**Aim of the task:**
Starting at the line that contains "Transcribe the text in this document.", write out every line through the last one in the records below, word for word. Leave out any pictures.

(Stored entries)
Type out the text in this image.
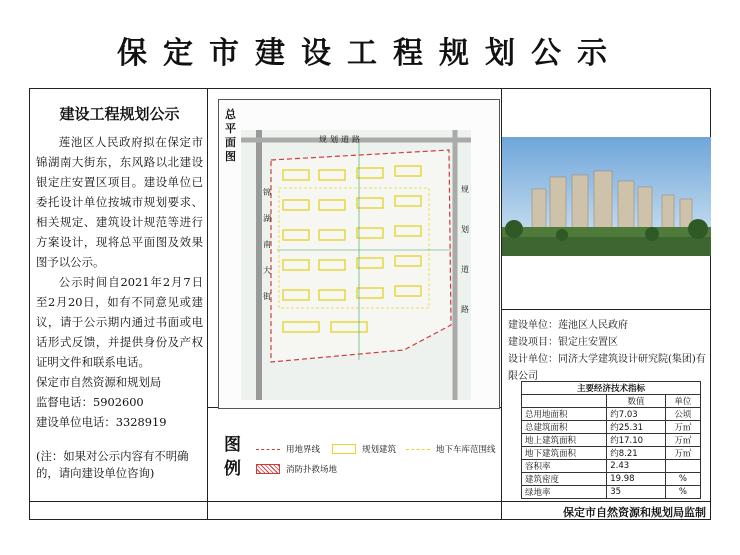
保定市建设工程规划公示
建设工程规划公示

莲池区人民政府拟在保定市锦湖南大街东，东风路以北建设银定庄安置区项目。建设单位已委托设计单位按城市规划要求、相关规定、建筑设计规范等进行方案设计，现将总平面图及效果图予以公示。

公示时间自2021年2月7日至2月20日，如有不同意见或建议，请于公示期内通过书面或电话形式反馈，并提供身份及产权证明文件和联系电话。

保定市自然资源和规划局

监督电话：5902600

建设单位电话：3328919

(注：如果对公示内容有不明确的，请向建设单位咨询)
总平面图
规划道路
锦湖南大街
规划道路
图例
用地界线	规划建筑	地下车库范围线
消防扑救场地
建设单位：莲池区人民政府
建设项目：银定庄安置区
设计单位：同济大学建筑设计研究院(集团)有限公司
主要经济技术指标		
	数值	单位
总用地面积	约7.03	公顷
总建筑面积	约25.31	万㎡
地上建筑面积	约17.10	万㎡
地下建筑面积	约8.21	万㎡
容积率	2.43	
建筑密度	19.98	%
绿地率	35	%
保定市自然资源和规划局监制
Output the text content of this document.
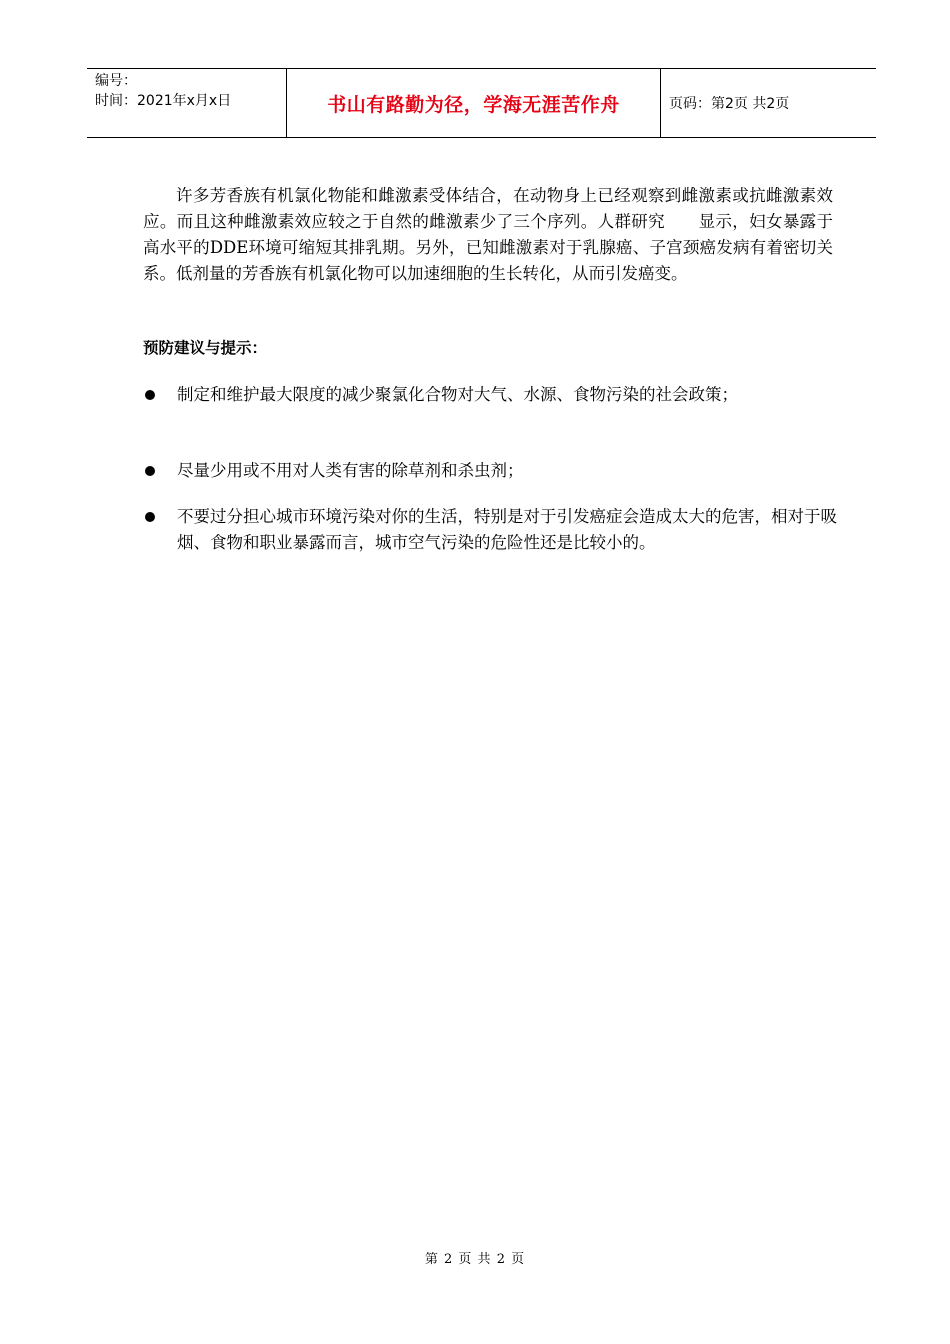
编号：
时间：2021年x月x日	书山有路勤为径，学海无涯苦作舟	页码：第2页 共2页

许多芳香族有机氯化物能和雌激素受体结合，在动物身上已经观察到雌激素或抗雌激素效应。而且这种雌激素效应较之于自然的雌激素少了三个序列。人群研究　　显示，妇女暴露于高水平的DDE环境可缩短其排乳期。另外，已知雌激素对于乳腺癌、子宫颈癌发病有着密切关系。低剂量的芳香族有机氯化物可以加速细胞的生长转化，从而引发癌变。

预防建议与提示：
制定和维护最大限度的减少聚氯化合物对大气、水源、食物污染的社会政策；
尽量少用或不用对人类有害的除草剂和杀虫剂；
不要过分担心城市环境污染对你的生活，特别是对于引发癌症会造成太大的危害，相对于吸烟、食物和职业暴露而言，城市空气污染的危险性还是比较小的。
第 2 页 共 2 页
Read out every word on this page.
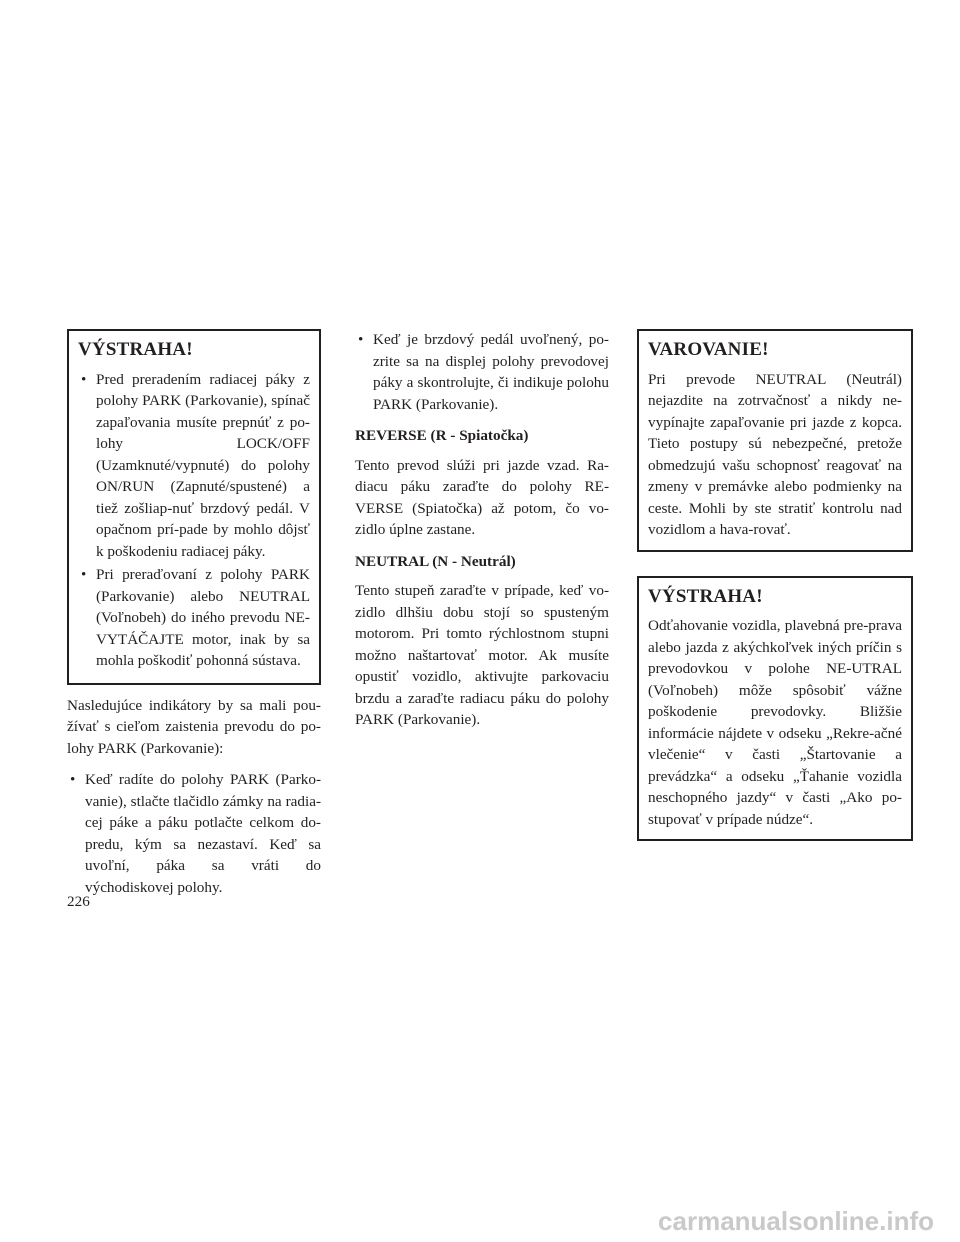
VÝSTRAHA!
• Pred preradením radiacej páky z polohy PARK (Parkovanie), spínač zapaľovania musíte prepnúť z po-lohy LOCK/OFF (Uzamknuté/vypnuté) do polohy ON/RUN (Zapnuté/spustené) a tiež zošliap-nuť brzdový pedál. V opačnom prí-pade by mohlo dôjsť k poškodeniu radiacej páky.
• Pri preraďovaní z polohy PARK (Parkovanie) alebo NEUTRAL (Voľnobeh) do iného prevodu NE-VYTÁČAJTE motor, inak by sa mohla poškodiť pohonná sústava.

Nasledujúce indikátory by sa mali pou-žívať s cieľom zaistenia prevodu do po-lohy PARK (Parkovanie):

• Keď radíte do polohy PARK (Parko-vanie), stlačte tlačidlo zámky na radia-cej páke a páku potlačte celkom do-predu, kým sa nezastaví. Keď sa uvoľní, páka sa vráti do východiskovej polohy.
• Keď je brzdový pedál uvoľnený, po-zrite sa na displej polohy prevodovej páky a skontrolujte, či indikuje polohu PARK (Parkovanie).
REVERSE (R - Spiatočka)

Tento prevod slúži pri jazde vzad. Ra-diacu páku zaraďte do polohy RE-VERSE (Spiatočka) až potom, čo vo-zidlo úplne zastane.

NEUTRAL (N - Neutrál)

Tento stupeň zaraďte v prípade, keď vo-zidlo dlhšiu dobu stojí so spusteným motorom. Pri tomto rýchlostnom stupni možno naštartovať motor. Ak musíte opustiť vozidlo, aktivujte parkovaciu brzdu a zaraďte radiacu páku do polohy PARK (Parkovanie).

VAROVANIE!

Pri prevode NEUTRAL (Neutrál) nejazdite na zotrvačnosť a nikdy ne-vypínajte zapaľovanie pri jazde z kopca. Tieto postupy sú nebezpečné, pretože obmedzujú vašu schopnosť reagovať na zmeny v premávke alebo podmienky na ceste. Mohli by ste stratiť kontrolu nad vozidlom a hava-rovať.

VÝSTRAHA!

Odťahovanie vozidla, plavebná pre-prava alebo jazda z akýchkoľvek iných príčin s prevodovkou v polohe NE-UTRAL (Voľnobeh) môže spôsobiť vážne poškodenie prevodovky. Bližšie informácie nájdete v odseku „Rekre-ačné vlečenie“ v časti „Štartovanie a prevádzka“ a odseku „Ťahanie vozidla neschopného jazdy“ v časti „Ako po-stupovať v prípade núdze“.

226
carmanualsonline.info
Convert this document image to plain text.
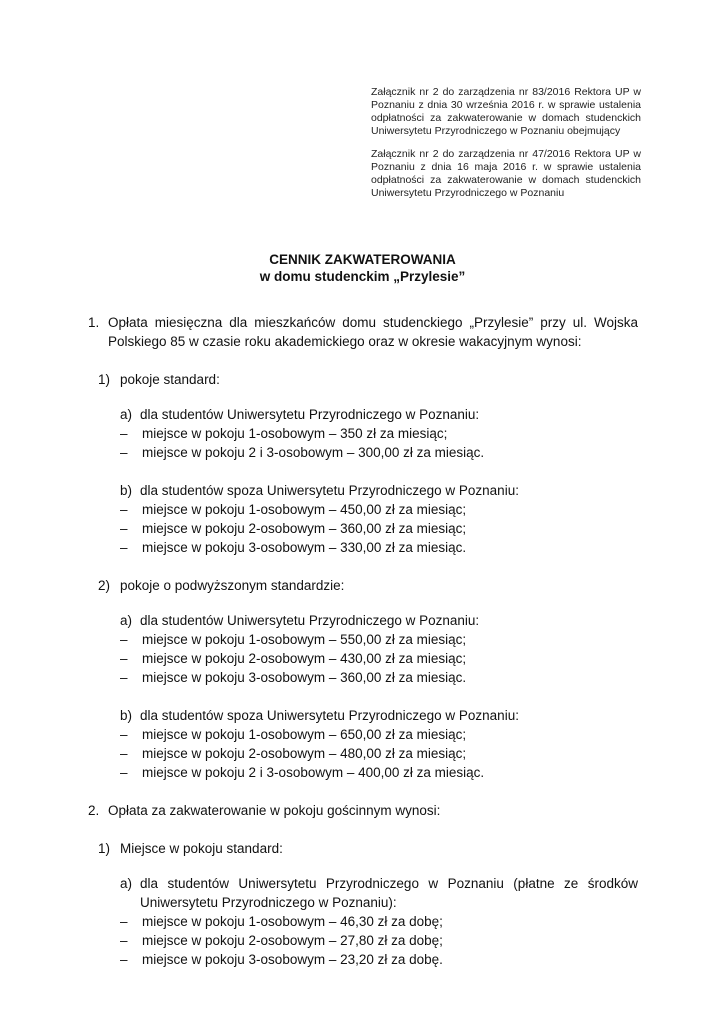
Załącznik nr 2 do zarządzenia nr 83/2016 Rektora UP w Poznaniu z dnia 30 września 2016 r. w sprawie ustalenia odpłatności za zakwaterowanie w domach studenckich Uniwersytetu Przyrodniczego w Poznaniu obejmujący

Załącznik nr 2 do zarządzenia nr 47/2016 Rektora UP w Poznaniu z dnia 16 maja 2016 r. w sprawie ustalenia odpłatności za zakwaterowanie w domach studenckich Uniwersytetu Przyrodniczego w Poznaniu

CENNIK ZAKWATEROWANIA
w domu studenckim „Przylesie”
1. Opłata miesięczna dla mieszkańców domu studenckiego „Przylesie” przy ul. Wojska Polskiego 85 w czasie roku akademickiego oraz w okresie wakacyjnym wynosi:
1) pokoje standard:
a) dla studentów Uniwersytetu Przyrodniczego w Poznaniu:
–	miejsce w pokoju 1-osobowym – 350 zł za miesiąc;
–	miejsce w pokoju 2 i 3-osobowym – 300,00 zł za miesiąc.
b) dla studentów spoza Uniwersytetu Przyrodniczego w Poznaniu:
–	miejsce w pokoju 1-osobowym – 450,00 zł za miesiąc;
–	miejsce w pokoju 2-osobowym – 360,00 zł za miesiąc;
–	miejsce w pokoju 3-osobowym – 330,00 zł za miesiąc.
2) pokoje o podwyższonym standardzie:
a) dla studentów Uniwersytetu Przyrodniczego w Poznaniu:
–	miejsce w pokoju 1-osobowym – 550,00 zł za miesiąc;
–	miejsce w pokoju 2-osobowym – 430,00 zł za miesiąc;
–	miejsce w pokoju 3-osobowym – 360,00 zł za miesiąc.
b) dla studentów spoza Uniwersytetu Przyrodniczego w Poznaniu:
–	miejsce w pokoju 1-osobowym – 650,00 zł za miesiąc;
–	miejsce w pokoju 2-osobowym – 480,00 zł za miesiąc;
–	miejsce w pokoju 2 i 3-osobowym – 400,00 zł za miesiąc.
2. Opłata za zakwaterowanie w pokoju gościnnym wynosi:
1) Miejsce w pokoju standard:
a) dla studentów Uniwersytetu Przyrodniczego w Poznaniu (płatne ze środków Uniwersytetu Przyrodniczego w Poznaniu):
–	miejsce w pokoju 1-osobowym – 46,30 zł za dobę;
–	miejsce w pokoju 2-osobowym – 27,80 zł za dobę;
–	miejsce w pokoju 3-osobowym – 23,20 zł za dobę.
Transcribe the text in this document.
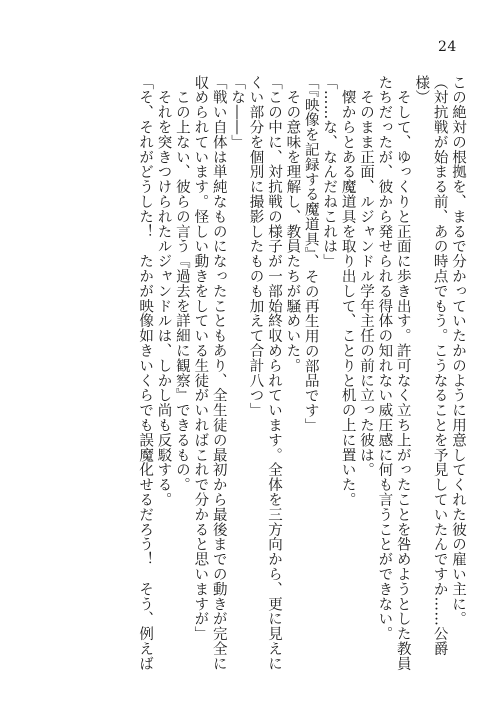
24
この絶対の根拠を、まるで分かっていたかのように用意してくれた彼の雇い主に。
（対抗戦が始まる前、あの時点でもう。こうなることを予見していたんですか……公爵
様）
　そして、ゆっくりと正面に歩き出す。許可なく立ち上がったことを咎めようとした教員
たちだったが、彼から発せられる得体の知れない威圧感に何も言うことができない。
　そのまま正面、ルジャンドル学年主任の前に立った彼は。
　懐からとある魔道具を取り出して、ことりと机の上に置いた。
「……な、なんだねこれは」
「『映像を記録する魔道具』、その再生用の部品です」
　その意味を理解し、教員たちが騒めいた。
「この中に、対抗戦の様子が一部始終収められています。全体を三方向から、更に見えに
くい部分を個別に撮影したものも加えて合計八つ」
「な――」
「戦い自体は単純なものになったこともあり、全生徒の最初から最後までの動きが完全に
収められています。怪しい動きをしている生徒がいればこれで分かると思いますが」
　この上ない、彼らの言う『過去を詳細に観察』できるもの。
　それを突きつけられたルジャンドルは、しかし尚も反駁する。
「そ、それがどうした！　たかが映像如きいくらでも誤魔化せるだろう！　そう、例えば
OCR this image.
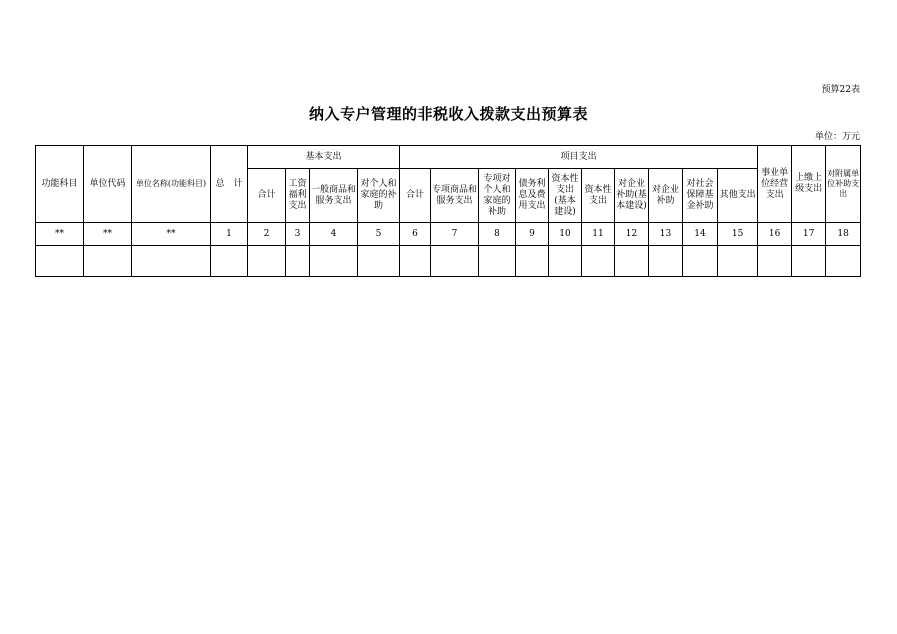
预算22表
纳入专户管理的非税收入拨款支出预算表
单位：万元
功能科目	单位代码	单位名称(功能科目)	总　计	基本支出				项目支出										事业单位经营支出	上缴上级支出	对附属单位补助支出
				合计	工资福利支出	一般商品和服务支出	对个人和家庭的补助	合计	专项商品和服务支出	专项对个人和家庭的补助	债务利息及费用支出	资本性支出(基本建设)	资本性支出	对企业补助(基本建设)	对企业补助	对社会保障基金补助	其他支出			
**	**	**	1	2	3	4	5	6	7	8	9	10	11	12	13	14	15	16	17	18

**Solution for this problem:**
Transcribe the text in this document.
24
この絶対の根拠を、まるで分かっていたかのように用意してくれた彼の雇い主に。
（対抗戦が始まる前、あの時点でもう。こうなることを予見していたんですか……公爵
様）
　そして、ゆっくりと正面に歩き出す。許可なく立ち上がったことを咎めようとした教員
たちだったが、彼から発せられる得体の知れない威圧感に何も言うことができない。
　そのまま正面、ルジャンドル学年主任の前に立った彼は。
　懐からとある魔道具を取り出して、ことりと机の上に置いた。
「……な、なんだねこれは」
「『映像を記録する魔道具』、その再生用の部品です」
　その意味を理解し、教員たちが騒めいた。
「この中に、対抗戦の様子が一部始終収められています。全体を三方向から、更に見えに
くい部分を個別に撮影したものも加えて合計八つ」
「な――」
「戦い自体は単純なものになったこともあり、全生徒の最初から最後までの動きが完全に
収められています。怪しい動きをしている生徒がいればこれで分かると思いますが」
　この上ない、彼らの言う『過去を詳細に観察』できるもの。
　それを突きつけられたルジャンドルは、しかし尚も反駁する。
「そ、それがどうした！　たかが映像如きいくらでも誤魔化せるだろう！　そう、例えば
OCR this image.
预算22表
纳入专户管理的非税收入拨款支出预算表
单位：万元
功能科目	单位代码	单位名称(功能科目)	总　计	基本支出				项目支出										事业单位经营支出	上缴上级支出	对附属单位补助支出
				合计	工资福利支出	一般商品和服务支出	对个人和家庭的补助	合计	专项商品和服务支出	专项对个人和家庭的补助	债务利息及费用支出	资本性支出(基本建设)	资本性支出	对企业补助(基本建设)	对企业补助	对社会保障基金补助	其他支出			
**	**	**	1	2	3	4	5	6	7	8	9	10	11	12	13	14	15	16	17	18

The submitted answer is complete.